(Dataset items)
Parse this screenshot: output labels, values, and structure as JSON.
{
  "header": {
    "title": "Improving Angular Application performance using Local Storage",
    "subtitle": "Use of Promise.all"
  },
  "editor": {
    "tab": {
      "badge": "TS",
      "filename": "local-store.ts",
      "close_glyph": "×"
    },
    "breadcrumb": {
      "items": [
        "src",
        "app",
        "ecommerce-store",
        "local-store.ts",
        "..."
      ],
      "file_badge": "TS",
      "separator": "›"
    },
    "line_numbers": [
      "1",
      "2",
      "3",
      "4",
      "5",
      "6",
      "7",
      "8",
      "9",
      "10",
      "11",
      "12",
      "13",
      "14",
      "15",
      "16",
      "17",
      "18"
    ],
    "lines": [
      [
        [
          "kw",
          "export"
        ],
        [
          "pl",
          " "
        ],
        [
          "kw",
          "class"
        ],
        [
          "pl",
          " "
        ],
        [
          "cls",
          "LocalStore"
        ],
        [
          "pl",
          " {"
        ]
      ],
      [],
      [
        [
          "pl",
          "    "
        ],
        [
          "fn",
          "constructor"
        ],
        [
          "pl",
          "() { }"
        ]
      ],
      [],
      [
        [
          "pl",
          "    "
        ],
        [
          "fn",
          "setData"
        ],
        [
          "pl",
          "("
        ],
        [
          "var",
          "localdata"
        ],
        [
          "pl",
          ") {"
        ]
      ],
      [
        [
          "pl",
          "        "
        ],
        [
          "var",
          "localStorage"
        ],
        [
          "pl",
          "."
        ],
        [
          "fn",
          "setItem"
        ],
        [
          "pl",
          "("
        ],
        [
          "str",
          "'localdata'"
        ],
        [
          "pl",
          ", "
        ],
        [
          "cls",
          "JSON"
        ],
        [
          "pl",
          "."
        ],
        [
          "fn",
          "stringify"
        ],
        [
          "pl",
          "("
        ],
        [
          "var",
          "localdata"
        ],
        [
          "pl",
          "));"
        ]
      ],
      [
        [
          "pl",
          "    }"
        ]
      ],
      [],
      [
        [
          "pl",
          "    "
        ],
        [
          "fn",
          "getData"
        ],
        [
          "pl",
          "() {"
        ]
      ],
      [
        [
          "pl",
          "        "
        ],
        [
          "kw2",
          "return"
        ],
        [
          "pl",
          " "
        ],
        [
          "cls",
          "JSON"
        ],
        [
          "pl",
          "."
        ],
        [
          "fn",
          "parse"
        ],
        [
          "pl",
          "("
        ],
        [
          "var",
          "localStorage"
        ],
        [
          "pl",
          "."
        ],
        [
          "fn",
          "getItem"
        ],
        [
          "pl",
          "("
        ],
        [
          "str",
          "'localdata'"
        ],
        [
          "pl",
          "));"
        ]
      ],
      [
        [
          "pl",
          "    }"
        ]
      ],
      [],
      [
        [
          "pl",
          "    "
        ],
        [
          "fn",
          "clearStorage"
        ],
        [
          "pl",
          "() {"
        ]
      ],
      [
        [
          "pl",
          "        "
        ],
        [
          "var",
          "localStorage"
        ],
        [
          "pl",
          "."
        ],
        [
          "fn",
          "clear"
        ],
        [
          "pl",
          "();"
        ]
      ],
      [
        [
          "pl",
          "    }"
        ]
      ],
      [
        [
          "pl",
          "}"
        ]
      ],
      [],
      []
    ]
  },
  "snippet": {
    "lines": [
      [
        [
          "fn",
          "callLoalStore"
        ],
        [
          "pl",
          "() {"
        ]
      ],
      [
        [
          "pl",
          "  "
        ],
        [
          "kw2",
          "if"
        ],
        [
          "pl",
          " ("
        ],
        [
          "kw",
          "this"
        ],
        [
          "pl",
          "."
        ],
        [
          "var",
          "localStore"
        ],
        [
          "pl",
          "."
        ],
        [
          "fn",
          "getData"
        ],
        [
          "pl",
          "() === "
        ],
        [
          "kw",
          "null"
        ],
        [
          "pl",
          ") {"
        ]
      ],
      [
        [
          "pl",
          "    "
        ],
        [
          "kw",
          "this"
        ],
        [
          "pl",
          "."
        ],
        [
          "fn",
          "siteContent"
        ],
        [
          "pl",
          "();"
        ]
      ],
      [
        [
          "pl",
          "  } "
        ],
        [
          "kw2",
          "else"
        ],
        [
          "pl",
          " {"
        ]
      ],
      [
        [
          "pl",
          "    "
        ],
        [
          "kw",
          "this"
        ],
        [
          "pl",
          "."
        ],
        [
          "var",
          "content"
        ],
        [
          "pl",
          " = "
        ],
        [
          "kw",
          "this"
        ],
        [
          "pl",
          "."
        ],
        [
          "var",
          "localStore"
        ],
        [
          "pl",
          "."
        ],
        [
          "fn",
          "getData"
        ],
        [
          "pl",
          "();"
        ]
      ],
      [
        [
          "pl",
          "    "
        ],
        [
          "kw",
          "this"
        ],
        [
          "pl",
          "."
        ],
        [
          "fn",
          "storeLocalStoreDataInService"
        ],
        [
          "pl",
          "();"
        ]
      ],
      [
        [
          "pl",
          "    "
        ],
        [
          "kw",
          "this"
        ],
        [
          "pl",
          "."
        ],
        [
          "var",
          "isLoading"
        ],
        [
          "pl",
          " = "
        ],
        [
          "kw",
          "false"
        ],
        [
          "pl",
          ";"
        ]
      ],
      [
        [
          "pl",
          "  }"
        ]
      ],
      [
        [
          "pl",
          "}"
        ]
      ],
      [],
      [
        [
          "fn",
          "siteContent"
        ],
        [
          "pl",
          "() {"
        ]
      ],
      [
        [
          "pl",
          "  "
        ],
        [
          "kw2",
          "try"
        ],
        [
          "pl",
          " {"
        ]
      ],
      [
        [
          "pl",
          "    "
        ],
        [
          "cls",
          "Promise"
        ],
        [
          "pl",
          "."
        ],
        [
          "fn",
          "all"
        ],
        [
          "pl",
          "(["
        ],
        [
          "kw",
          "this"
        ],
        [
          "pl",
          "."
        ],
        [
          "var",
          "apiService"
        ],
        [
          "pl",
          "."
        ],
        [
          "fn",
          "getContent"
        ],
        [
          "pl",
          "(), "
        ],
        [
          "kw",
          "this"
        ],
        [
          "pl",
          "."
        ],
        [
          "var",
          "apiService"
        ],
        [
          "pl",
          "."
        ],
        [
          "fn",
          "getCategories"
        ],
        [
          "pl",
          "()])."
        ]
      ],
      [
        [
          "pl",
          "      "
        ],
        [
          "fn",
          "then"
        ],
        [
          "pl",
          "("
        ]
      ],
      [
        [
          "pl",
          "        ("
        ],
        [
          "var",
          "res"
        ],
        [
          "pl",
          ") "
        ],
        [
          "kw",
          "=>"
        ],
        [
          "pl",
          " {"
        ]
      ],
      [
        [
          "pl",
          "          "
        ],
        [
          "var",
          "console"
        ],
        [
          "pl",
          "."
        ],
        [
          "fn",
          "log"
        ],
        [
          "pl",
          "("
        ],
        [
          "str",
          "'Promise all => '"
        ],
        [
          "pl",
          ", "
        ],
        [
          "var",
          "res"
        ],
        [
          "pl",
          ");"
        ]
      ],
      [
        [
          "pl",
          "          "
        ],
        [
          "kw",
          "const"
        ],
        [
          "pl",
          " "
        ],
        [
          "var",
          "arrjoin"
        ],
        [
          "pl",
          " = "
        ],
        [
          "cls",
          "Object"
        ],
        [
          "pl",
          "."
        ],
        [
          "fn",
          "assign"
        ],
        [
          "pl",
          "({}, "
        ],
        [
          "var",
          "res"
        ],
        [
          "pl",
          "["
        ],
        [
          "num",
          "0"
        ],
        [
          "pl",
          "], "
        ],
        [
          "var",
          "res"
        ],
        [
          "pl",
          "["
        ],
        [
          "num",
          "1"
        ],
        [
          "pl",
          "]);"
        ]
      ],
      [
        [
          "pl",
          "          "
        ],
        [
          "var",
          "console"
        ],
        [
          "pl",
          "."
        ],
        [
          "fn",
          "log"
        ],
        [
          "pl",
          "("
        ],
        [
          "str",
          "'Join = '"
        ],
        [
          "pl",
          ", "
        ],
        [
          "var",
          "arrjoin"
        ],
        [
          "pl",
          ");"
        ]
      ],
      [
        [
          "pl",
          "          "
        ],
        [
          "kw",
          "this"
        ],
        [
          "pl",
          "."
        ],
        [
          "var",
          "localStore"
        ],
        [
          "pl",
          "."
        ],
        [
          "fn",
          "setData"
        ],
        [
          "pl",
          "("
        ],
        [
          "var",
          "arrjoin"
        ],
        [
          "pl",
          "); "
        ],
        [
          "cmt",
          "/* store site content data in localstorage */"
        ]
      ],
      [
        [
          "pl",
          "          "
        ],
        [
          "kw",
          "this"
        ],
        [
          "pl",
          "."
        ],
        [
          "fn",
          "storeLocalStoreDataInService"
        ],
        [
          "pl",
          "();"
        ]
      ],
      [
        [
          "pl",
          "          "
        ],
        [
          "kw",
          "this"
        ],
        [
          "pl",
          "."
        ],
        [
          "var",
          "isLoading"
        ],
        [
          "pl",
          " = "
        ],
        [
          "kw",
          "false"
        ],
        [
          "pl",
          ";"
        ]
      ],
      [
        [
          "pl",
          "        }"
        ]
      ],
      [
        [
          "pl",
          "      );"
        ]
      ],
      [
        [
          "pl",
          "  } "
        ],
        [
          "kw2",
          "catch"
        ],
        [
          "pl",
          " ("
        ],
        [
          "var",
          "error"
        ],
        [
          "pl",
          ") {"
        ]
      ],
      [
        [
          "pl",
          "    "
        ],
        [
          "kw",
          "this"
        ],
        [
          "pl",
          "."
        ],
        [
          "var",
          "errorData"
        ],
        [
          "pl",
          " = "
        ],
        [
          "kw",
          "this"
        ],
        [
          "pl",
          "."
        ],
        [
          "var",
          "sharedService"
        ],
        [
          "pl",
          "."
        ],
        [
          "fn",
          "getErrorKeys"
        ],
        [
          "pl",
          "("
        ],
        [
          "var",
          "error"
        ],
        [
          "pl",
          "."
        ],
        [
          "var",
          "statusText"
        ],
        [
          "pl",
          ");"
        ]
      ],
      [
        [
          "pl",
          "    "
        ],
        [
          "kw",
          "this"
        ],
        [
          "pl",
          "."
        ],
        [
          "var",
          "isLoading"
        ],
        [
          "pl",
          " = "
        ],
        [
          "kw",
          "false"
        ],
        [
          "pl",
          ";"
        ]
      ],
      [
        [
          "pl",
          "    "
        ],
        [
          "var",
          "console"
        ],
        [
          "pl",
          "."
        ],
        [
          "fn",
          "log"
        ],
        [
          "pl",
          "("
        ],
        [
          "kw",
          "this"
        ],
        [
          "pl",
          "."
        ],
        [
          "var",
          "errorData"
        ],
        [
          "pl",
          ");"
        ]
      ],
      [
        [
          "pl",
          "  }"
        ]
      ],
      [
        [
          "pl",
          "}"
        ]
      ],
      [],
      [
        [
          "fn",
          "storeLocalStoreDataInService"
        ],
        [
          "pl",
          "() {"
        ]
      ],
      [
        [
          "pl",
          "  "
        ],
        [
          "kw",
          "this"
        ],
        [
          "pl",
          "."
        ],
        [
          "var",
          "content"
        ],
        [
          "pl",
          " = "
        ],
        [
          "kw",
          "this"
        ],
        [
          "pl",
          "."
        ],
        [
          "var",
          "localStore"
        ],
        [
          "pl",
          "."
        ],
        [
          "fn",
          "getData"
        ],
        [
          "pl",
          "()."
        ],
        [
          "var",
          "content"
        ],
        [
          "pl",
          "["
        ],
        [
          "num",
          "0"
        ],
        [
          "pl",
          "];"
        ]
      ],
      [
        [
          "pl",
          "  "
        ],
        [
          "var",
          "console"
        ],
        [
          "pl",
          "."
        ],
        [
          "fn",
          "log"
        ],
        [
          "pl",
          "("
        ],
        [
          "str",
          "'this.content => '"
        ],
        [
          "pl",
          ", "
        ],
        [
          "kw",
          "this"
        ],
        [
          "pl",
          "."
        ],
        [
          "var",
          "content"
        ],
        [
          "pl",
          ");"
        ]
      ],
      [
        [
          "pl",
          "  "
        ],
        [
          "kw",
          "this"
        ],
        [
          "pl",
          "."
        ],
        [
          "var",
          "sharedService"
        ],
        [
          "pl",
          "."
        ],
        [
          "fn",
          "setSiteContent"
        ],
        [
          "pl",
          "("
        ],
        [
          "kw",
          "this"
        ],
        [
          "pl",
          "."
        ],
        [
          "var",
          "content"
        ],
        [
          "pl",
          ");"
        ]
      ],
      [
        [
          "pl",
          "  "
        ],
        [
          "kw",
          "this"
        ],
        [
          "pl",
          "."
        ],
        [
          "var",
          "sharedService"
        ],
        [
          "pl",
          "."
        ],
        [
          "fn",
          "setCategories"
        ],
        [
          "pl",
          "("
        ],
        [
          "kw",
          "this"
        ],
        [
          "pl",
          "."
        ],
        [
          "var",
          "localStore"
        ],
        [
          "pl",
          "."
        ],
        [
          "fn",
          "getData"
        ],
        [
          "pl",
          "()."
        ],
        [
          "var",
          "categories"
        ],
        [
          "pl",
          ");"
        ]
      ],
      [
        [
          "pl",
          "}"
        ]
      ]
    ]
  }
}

_Prompt_.
Using the listing above, show every line that includes the string "Promise".

_Result of the exercise_.
    "subtitle": "Use of Promise.all"
          "Promise"
          "'Promise all => '"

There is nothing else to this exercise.